■ PROBLEM TO WORK ON ■
Make an exact copy of all the entries, but do not reproduce the pictures.

(Entries taken from a collection)
● ● ●

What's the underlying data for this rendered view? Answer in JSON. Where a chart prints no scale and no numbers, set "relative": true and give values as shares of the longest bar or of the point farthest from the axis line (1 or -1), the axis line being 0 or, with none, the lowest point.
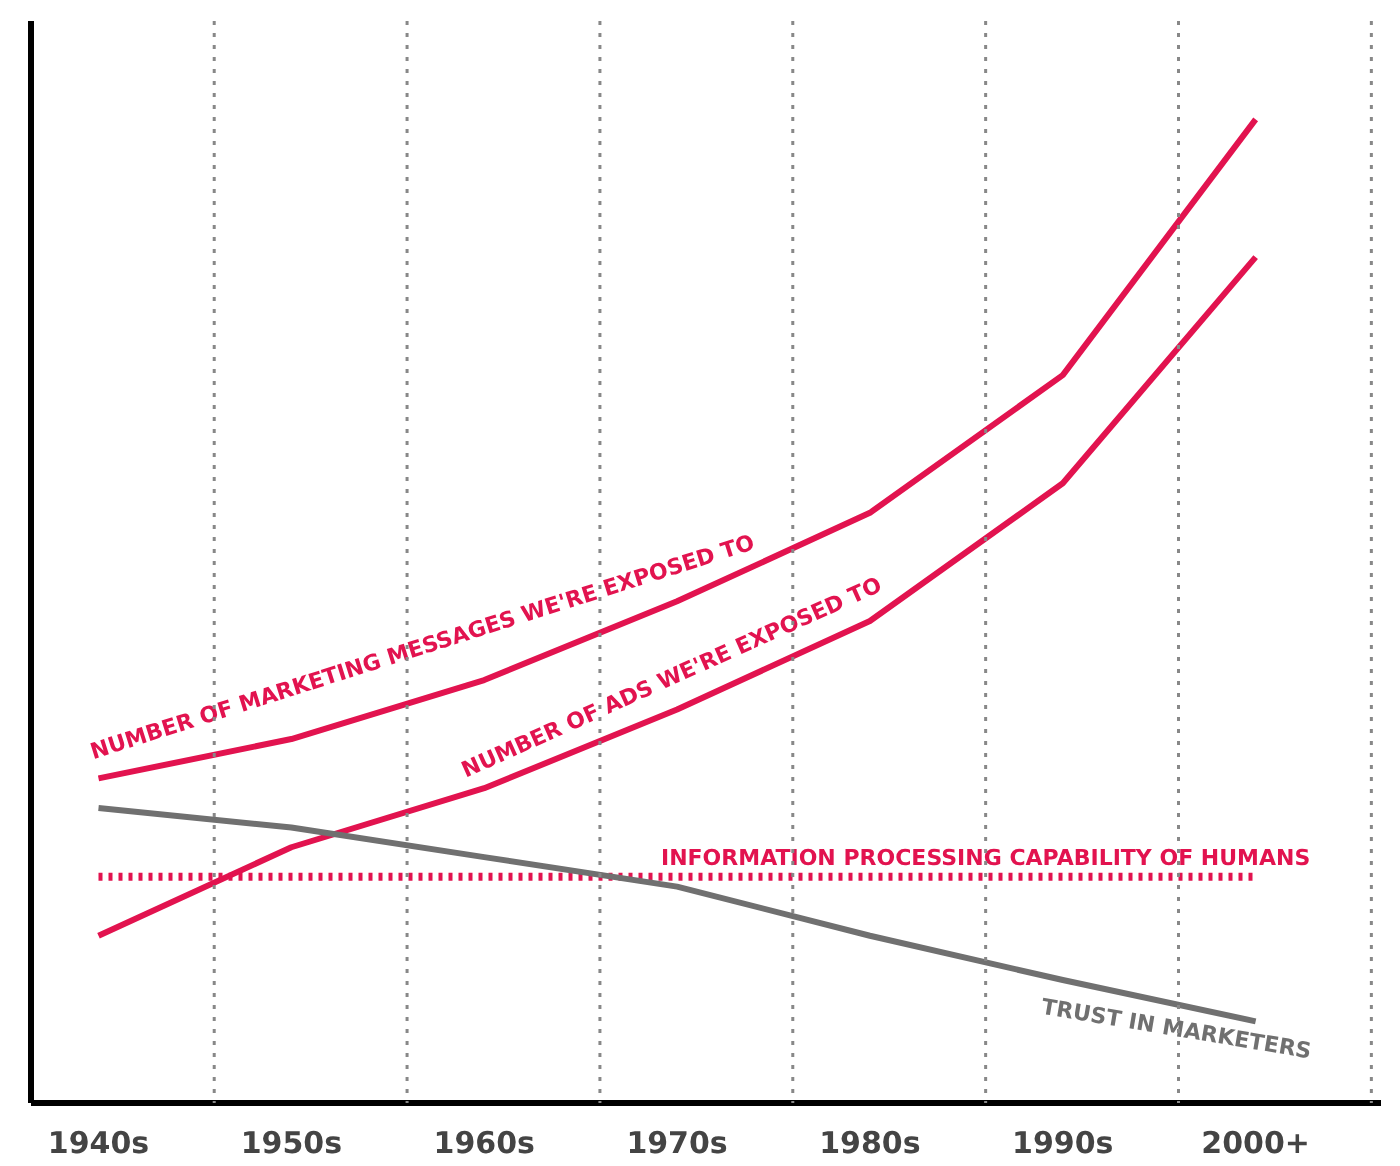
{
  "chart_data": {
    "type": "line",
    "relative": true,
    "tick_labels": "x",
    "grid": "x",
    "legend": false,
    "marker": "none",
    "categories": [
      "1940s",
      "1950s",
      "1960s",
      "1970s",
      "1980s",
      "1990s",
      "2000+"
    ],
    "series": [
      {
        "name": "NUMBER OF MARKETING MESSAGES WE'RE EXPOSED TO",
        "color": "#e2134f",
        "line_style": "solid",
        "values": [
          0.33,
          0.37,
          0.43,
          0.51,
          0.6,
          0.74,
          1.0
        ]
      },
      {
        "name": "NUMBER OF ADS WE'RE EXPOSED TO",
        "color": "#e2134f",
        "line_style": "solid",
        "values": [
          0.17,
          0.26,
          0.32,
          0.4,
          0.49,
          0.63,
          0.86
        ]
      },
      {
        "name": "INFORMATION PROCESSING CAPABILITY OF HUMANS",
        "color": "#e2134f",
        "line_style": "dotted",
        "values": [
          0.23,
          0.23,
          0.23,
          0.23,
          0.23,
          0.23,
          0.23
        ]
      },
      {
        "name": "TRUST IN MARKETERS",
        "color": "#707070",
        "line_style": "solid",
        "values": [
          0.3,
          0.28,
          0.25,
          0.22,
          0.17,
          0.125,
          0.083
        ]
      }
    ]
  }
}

● ● ●

■ OUTPUT BELOW ■
What's the underlying data for this rendered view? Answer in JSON. Where a chart prints no scale and no numbers, set "relative": true and give values as shares of the longest bar or of the point farthest from the axis line (1 or -1), the axis line being 0 or, with none, the lowest point.
{
  "chart_data": {
    "type": "line",
    "relative": true,
    "tick_labels": "x",
    "grid": "x",
    "legend": false,
    "marker": "none",
    "categories": [
      "1940s",
      "1950s",
      "1960s",
      "1970s",
      "1980s",
      "1990s",
      "2000+"
    ],
    "series": [
      {
        "name": "NUMBER OF MARKETING MESSAGES WE'RE EXPOSED TO",
        "color": "#e2134f",
        "line_style": "solid",
        "values": [
          0.33,
          0.37,
          0.43,
          0.51,
          0.6,
          0.74,
          1.0
        ]
      },
      {
        "name": "NUMBER OF ADS WE'RE EXPOSED TO",
        "color": "#e2134f",
        "line_style": "solid",
        "values": [
          0.17,
          0.26,
          0.32,
          0.4,
          0.49,
          0.63,
          0.86
        ]
      },
      {
        "name": "INFORMATION PROCESSING CAPABILITY OF HUMANS",
        "color": "#e2134f",
        "line_style": "dotted",
        "values": [
          0.23,
          0.23,
          0.23,
          0.23,
          0.23,
          0.23,
          0.23
        ]
      },
      {
        "name": "TRUST IN MARKETERS",
        "color": "#707070",
        "line_style": "solid",
        "values": [
          0.3,
          0.28,
          0.25,
          0.22,
          0.17,
          0.125,
          0.083
        ]
      }
    ]
  }
}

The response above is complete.